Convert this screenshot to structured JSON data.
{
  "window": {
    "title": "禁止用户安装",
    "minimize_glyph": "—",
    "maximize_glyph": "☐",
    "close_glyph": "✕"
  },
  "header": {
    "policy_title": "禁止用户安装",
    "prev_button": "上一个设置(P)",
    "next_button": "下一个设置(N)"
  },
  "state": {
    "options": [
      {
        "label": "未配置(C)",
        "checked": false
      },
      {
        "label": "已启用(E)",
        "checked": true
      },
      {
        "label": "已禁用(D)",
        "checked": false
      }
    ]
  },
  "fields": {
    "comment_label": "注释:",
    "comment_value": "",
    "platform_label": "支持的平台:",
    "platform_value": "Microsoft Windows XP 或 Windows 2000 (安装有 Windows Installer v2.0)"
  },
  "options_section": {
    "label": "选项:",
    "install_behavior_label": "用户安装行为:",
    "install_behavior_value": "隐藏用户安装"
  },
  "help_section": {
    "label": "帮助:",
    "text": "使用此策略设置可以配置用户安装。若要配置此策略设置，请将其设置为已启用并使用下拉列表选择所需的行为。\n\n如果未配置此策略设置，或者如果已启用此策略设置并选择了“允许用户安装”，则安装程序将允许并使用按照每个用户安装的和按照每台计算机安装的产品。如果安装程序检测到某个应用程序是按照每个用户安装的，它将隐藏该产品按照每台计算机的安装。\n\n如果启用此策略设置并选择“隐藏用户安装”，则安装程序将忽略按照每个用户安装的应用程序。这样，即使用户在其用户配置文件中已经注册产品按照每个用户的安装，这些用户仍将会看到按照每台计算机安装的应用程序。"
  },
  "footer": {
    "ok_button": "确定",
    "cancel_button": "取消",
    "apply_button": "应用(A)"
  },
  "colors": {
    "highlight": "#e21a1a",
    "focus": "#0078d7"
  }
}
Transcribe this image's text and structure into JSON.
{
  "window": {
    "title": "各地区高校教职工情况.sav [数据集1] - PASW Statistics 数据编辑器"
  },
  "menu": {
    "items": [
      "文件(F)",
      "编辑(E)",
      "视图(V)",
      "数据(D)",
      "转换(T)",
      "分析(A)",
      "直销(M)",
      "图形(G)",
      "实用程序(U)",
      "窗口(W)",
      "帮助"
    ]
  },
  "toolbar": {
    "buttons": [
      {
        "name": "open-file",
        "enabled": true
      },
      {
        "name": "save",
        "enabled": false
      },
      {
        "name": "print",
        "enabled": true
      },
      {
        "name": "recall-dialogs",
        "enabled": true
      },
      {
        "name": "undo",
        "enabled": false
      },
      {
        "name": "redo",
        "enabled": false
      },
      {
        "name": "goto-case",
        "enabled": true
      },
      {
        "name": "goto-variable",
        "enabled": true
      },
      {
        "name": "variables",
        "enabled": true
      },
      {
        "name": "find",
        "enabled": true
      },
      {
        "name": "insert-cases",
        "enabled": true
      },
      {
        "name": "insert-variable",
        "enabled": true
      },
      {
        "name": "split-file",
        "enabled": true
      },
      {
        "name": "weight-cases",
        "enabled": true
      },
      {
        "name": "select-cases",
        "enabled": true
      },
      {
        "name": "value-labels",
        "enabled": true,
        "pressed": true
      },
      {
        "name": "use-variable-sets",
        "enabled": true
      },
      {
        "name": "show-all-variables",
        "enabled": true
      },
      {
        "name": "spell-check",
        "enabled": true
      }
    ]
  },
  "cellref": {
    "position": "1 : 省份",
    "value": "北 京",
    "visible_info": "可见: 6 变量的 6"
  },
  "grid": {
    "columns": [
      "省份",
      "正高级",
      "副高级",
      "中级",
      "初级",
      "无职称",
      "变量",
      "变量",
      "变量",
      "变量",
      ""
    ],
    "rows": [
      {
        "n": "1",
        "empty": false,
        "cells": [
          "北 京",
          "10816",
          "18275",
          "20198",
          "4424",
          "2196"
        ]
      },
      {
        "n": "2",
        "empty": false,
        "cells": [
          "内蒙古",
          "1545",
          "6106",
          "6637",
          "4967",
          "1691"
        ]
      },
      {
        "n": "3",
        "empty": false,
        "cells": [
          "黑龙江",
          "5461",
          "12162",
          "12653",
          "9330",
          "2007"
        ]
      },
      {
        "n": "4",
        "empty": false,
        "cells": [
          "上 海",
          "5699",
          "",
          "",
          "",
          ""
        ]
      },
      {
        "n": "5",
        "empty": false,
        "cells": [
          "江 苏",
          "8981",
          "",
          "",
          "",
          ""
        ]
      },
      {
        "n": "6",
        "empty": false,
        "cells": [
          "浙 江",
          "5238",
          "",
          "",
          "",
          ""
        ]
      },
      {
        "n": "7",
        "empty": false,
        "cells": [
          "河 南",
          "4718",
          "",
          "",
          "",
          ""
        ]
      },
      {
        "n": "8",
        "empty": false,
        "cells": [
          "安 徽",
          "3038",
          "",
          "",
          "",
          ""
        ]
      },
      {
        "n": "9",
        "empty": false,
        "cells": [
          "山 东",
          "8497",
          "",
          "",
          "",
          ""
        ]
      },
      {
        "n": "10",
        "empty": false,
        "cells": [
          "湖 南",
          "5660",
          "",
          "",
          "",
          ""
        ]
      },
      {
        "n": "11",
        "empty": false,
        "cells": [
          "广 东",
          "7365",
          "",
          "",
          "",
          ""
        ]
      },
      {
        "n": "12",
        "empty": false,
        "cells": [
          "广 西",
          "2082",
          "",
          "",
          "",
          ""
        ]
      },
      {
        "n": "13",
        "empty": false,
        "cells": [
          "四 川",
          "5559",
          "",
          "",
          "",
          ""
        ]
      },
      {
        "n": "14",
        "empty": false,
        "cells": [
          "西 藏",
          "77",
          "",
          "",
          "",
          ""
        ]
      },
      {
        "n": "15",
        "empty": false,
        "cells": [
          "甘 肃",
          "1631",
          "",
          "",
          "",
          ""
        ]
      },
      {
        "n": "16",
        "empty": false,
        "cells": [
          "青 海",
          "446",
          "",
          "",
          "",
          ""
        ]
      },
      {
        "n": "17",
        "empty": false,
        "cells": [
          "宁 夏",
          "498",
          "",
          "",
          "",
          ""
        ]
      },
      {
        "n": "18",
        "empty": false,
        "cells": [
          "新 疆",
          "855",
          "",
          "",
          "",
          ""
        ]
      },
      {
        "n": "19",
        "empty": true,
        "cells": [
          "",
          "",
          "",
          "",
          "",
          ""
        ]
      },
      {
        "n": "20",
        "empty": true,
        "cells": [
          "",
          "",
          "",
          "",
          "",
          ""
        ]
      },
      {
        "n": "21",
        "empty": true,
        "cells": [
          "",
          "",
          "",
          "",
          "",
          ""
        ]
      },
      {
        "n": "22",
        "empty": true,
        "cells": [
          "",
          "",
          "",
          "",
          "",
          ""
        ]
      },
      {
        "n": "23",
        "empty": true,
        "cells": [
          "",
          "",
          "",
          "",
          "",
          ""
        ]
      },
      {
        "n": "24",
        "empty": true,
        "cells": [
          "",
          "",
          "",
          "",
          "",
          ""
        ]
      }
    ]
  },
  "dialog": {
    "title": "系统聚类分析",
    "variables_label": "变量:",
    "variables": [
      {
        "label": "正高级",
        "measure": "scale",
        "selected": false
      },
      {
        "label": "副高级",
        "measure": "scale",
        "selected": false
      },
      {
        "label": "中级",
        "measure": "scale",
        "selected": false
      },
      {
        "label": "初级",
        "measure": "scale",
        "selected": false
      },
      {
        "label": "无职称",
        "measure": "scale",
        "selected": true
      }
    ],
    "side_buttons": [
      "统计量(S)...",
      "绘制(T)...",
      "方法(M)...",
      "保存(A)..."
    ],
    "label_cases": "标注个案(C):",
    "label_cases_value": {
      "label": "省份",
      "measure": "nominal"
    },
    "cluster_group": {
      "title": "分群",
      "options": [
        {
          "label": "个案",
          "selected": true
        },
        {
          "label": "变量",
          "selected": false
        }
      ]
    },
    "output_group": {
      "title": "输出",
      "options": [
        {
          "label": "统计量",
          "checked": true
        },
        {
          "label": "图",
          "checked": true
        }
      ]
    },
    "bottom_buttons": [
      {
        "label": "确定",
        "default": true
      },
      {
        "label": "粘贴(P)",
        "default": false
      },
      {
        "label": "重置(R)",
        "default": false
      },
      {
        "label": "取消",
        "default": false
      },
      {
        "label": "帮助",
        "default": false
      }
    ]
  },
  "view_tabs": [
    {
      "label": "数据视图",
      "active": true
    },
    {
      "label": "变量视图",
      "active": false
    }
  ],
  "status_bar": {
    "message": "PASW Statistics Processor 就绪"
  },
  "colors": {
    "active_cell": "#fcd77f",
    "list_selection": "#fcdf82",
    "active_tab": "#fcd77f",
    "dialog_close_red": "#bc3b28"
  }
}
---
## GIVEN REQUEST
Copy every line of the data that holds the string "PASW".

## THE RESULT
    "title": "各地区高校教职工情况.sav [数据集1] - PASW Statistics 数据编辑器"
    "message": "PASW Statistics Processor 就绪"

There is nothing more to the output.